**Directions for this task**
Print the whole listing exactly.
+-------+
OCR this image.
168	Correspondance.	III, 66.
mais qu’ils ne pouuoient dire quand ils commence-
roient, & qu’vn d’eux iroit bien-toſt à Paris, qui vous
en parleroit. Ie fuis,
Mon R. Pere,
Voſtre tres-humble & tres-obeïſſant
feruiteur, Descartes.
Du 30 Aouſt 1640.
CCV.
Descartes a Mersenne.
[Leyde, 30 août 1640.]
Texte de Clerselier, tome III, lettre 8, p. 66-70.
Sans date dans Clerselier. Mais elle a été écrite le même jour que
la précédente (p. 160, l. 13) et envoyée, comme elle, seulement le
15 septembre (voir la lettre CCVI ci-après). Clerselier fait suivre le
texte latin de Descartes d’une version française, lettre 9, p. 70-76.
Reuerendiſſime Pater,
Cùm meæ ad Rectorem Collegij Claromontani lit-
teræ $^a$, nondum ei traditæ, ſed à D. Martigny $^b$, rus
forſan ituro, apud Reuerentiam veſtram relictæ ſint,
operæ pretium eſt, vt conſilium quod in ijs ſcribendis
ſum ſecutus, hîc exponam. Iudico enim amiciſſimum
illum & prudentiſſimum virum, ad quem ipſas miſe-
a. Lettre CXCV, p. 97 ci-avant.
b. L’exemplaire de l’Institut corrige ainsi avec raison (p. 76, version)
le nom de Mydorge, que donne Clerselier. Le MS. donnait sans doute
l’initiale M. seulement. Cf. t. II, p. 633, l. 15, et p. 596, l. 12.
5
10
+-------+
**Written answer**
OCR this image.
168	Correspondance.	III, 66.
mais qu’ils ne pouuoient dire quand ils commence-
roient, & qu’vn d’eux iroit bien-toſt à Paris, qui vous
en parleroit. Ie fuis,
Mon R. Pere,
Voſtre tres-humble & tres-obeïſſant
feruiteur, Descartes.
Du 30 Aouſt 1640.
CCV.
Descartes a Mersenne.
[Leyde, 30 août 1640.]
Texte de Clerselier, tome III, lettre 8, p. 66-70.
Sans date dans Clerselier. Mais elle a été écrite le même jour que
la précédente (p. 160, l. 13) et envoyée, comme elle, seulement le
15 septembre (voir la lettre CCVI ci-après). Clerselier fait suivre le
texte latin de Descartes d’une version française, lettre 9, p. 70-76.
Reuerendiſſime Pater,
Cùm meæ ad Rectorem Collegij Claromontani lit-
teræ $^a$, nondum ei traditæ, ſed à D. Martigny $^b$, rus
forſan ituro, apud Reuerentiam veſtram relictæ ſint,
operæ pretium eſt, vt conſilium quod in ijs ſcribendis
ſum ſecutus, hîc exponam. Iudico enim amiciſſimum
illum & prudentiſſimum virum, ad quem ipſas miſe-
a. Lettre CXCV, p. 97 ci-avant.
b. L’exemplaire de l’Institut corrige ainsi avec raison (p. 76, version)
le nom de Mydorge, que donne Clerselier. Le MS. donnait sans doute
l’initiale M. seulement. Cf. t. II, p. 633, l. 15, et p. 596, l. 12.
5
10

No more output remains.